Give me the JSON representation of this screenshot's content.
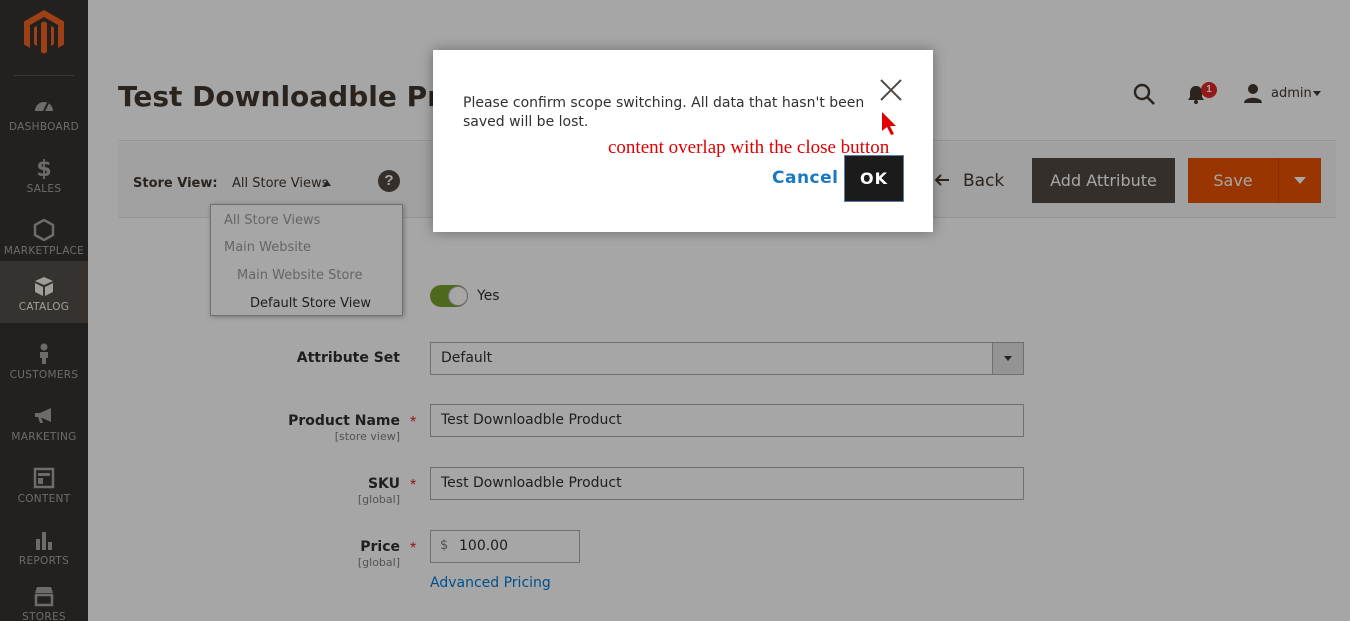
{
  "sidebar": {
    "items": [
      {
        "label": "DASHBOARD",
        "icon": "dashboard-icon"
      },
      {
        "label": "SALES",
        "icon": "dollar-icon"
      },
      {
        "label": "MARKETPLACE",
        "icon": "hexagon-icon"
      },
      {
        "label": "CATALOG",
        "icon": "box-icon",
        "active": true
      },
      {
        "label": "CUSTOMERS",
        "icon": "person-icon"
      },
      {
        "label": "MARKETING",
        "icon": "megaphone-icon"
      },
      {
        "label": "CONTENT",
        "icon": "layout-icon"
      },
      {
        "label": "REPORTS",
        "icon": "bar-chart-icon"
      },
      {
        "label": "STORES",
        "icon": "store-icon"
      }
    ]
  },
  "header": {
    "title": "Test Downloadble Produ",
    "notification_count": "1",
    "user_name": "admin"
  },
  "toolbar": {
    "store_view_label": "Store View:",
    "store_view_value": "All Store Views",
    "help_glyph": "?",
    "back_label": "Back",
    "add_attribute_label": "Add Attribute",
    "save_label": "Save"
  },
  "scope_dropdown": {
    "items": [
      "All Store Views",
      "Main Website",
      "Main Website Store",
      "Default Store View"
    ]
  },
  "form": {
    "enable_value": "Yes",
    "attribute_set_label": "Attribute Set",
    "attribute_set_value": "Default",
    "product_name_label": "Product Name",
    "product_name_scope": "[store view]",
    "product_name_value": "Test Downloadble Product",
    "sku_label": "SKU",
    "sku_scope": "[global]",
    "sku_value": "Test Downloadble Product",
    "price_label": "Price",
    "price_scope": "[global]",
    "price_currency": "$",
    "price_value": "100.00",
    "required_mark": "*",
    "advanced_pricing_link": "Advanced Pricing"
  },
  "modal": {
    "message": "Please confirm scope switching. All data that hasn't been saved will be lost.",
    "cancel_label": "Cancel",
    "ok_label": "OK",
    "annotation": "content overlap with the close button"
  },
  "colors": {
    "sidebar_bg": "#373330",
    "primary_button": "#eb5202",
    "secondary_button": "#514943",
    "link": "#007bdb",
    "annotation": "#e00000"
  }
}
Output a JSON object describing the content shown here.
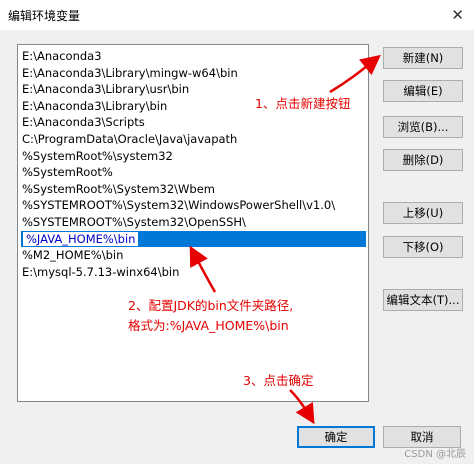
{
  "window": {
    "title": "编辑环境变量",
    "close_glyph": "✕"
  },
  "paths": [
    "E:\\Anaconda3",
    "E:\\Anaconda3\\Library\\mingw-w64\\bin",
    "E:\\Anaconda3\\Library\\usr\\bin",
    "E:\\Anaconda3\\Library\\bin",
    "E:\\Anaconda3\\Scripts",
    "C:\\ProgramData\\Oracle\\Java\\javapath",
    "%SystemRoot%\\system32",
    "%SystemRoot%",
    "%SystemRoot%\\System32\\Wbem",
    "%SYSTEMROOT%\\System32\\WindowsPowerShell\\v1.0\\",
    "%SYSTEMROOT%\\System32\\OpenSSH\\",
    "%JAVA_HOME%\\bin",
    "%M2_HOME%\\bin",
    "E:\\mysql-5.7.13-winx64\\bin"
  ],
  "selected_index": 11,
  "buttons": {
    "new": "新建(N)",
    "edit": "编辑(E)",
    "browse": "浏览(B)...",
    "delete": "删除(D)",
    "move_up": "上移(U)",
    "move_down": "下移(O)",
    "edit_text": "编辑文本(T)...",
    "ok": "确定",
    "cancel": "取消"
  },
  "annotations": {
    "step1": "1、点击新建按钮",
    "step2_line1": "2、配置JDK的bin文件夹路径,",
    "step2_line2": "格式为:%JAVA_HOME%\\bin",
    "step3": "3、点击确定"
  },
  "watermark": "CSDN @北辰",
  "colors": {
    "selection": "#0078d7",
    "annotation": "#e60000",
    "dialog_bg": "#f0f0f0",
    "button_bg": "#e1e1e1"
  }
}
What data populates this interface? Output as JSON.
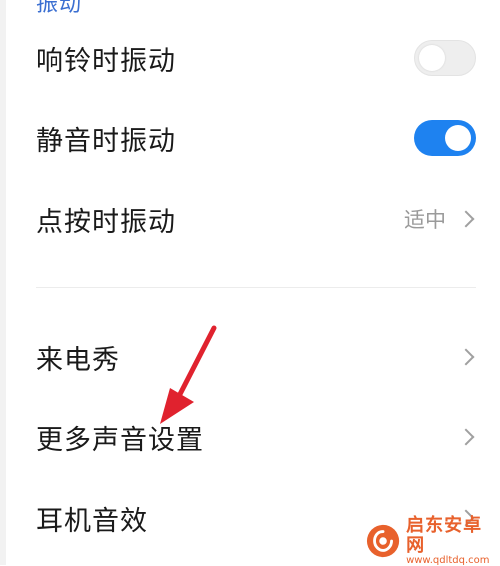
{
  "section_header": "振动",
  "rows": [
    {
      "label": "响铃时振动",
      "control": "toggle",
      "state": "off"
    },
    {
      "label": "静音时振动",
      "control": "toggle",
      "state": "on"
    },
    {
      "label": "点按时振动",
      "value": "适中",
      "control": "chevron"
    },
    {
      "label": "来电秀",
      "control": "chevron"
    },
    {
      "label": "更多声音设置",
      "control": "chevron"
    },
    {
      "label": "耳机音效",
      "control": "chevron"
    }
  ],
  "colors": {
    "accent": "#1e82f0",
    "annotation_arrow": "#e0222e",
    "watermark": "#e8612c"
  },
  "watermark": {
    "name": "启东安卓网",
    "url": "www.qdltdq.com"
  }
}
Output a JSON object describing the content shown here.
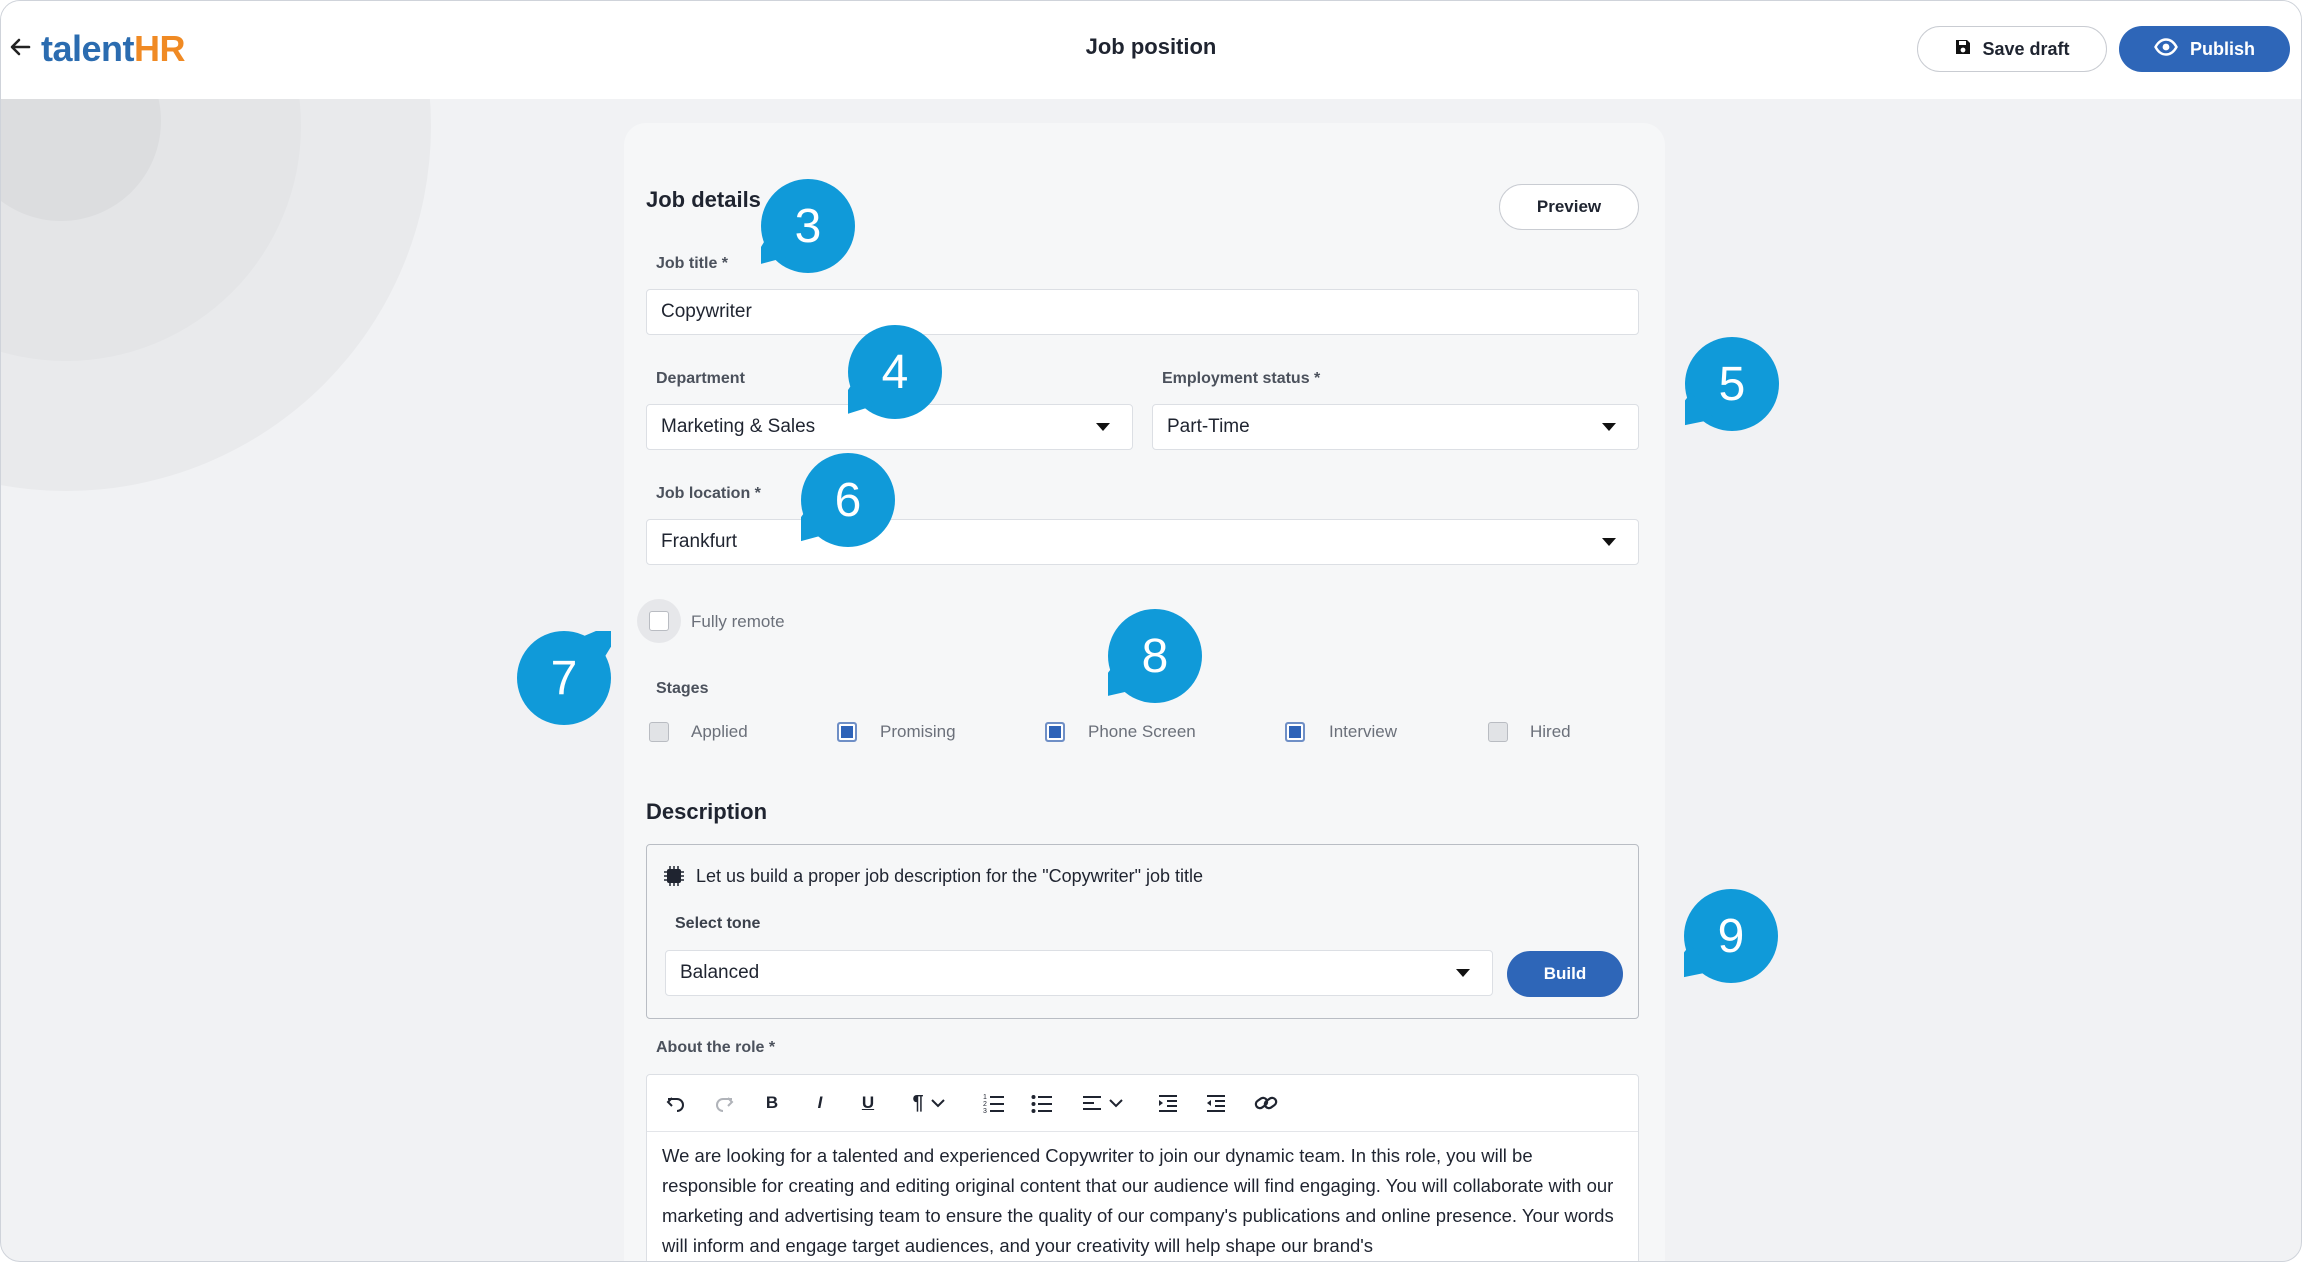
{
  "header": {
    "back_icon": "arrow-left-icon",
    "logo_part1": "talent",
    "logo_part2": "HR",
    "title": "Job position",
    "save_draft_label": "Save draft",
    "publish_label": "Publish"
  },
  "job_details": {
    "heading": "Job details",
    "preview_label": "Preview",
    "job_title_label": "Job title *",
    "job_title_value": "Copywriter",
    "department_label": "Department",
    "department_value": "Marketing & Sales",
    "employment_label": "Employment status *",
    "employment_value": "Part-Time",
    "location_label": "Job location *",
    "location_value": "Frankfurt",
    "fully_remote_label": "Fully remote",
    "stages_label": "Stages",
    "stages": [
      {
        "label": "Applied",
        "checked": false
      },
      {
        "label": "Promising",
        "checked": true
      },
      {
        "label": "Phone Screen",
        "checked": true
      },
      {
        "label": "Interview",
        "checked": true
      },
      {
        "label": "Hired",
        "checked": false
      }
    ]
  },
  "description": {
    "heading": "Description",
    "ai_text": "Let us build a proper job description for the \"Copywriter\" job title",
    "tone_label": "Select tone",
    "tone_value": "Balanced",
    "build_label": "Build",
    "about_label": "About the role *",
    "about_text": "We are looking for a talented and experienced Copywriter to join our dynamic team. In this role, you will be responsible for creating and editing original content that our audience will find engaging. You will collaborate with our marketing and advertising team to ensure the quality of our company's publications and online presence. Your words will inform and engage target audiences, and your creativity will help shape our brand's"
  },
  "callouts": [
    "3",
    "4",
    "5",
    "6",
    "7",
    "8",
    "9"
  ],
  "colors": {
    "primary": "#2e66b8",
    "callout": "#109ad9",
    "logo_blue": "#2b6cb0",
    "logo_orange": "#f08a24"
  }
}
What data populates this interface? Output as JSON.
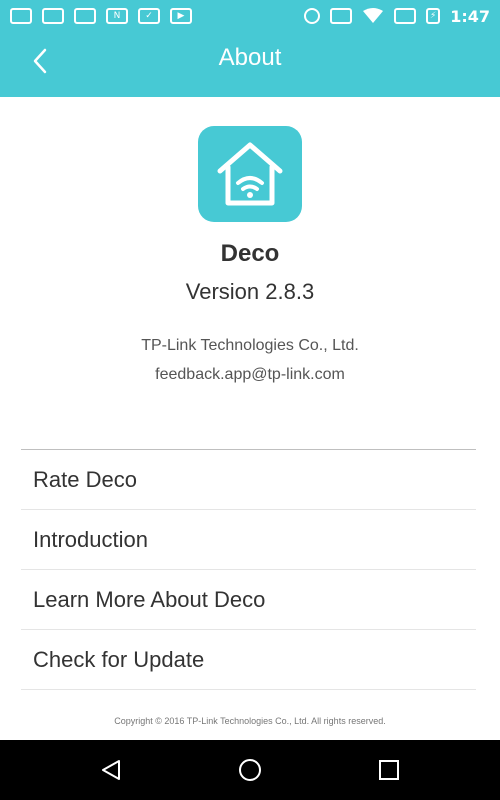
{
  "status_bar": {
    "left_icons": [
      "sim-icon",
      "photo-icon",
      "photo-icon",
      "n-icon",
      "check-icon",
      "video-icon"
    ],
    "right_icons": [
      "location-icon",
      "vibrate-icon",
      "wifi-icon",
      "no-signal-icon",
      "battery-charging-icon"
    ],
    "time": "1:47"
  },
  "app_bar": {
    "title": "About"
  },
  "app_info": {
    "logo": "home-wifi-icon",
    "name": "Deco",
    "version_label": "Version",
    "version_value": "2.8.3",
    "company": "TP-Link Technologies Co., Ltd.",
    "email": "feedback.app@tp-link.com"
  },
  "menu": {
    "items": [
      {
        "label": "Rate Deco"
      },
      {
        "label": "Introduction"
      },
      {
        "label": "Learn More About Deco"
      },
      {
        "label": "Check for Update"
      }
    ]
  },
  "footer": {
    "copyright": "Copyright © 2016 TP-Link Technologies Co., Ltd. All rights reserved."
  },
  "nav_bar": {
    "buttons": [
      "back-nav-icon",
      "home-nav-icon",
      "recents-nav-icon"
    ]
  },
  "colors": {
    "accent": "#47c9d4",
    "text": "#333333",
    "divider": "#e5e5e5"
  }
}
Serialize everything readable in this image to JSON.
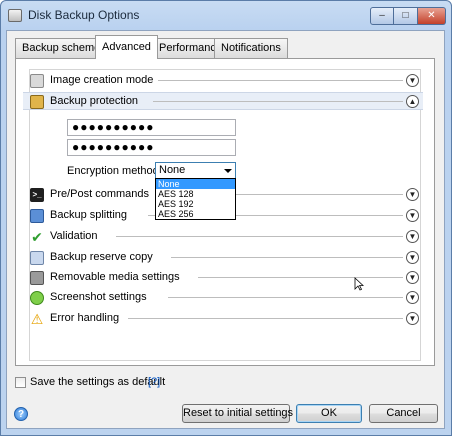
{
  "window": {
    "title": "Disk Backup Options",
    "controls": {
      "minimize": "–",
      "maximize": "□",
      "close": "✕"
    }
  },
  "tabs": [
    {
      "label": "Backup scheme",
      "active": false
    },
    {
      "label": "Advanced",
      "active": true
    },
    {
      "label": "Performance",
      "active": false
    },
    {
      "label": "Notifications",
      "active": false
    }
  ],
  "sections": [
    {
      "label": "Image creation mode",
      "icon": "disk-image-icon",
      "expanded": false
    },
    {
      "label": "Backup protection",
      "icon": "lock-icon",
      "expanded": true
    },
    {
      "label": "Pre/Post commands",
      "icon": "command-prompt-icon",
      "expanded": false
    },
    {
      "label": "Backup splitting",
      "icon": "split-icon",
      "expanded": false
    },
    {
      "label": "Validation",
      "icon": "checkmark-icon",
      "expanded": false
    },
    {
      "label": "Backup reserve copy",
      "icon": "reserve-copy-icon",
      "expanded": false
    },
    {
      "label": "Removable media settings",
      "icon": "removable-media-icon",
      "expanded": false
    },
    {
      "label": "Screenshot settings",
      "icon": "speech-bubble-icon",
      "expanded": false
    },
    {
      "label": "Error handling",
      "icon": "warning-icon",
      "expanded": false
    }
  ],
  "protection": {
    "password_mask": "●●●●●●●●●●",
    "confirm_mask": "●●●●●●●●●●",
    "encryption_label": "Encryption method:",
    "encryption_value": "None",
    "encryption_options": [
      "None",
      "AES 128",
      "AES 192",
      "AES 256"
    ]
  },
  "footer": {
    "save_default_label": "Save the settings as default",
    "help_link": "[?]",
    "reset_label": "Reset to initial settings",
    "ok_label": "OK",
    "cancel_label": "Cancel"
  },
  "colors": {
    "selection": "#3399ff",
    "link": "#0b57c2",
    "highlight_row": "#e8eef7"
  }
}
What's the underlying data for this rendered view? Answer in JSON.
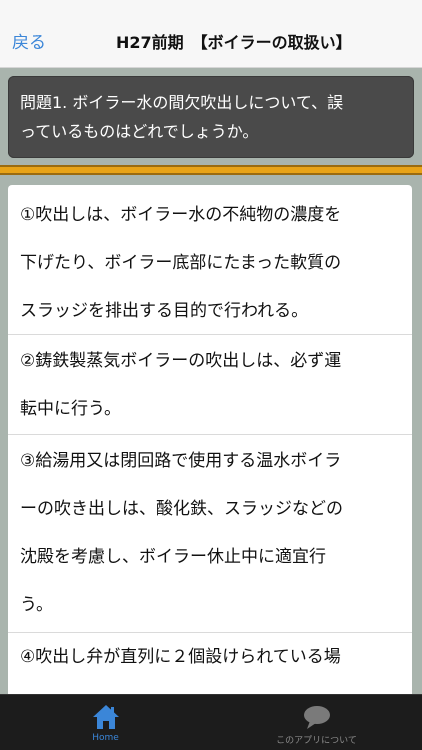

• THE PROBLEM:
Identify lines with the string "Backup". Copy each one.

• SOLUTION TO THIS PROBLEM:
    "title": "Disk Backup Options",
      "label": "Backup scheme",
      "label": "Backup protection",
      "label": "Backup splitting",
      "label": "Backup reserve copy",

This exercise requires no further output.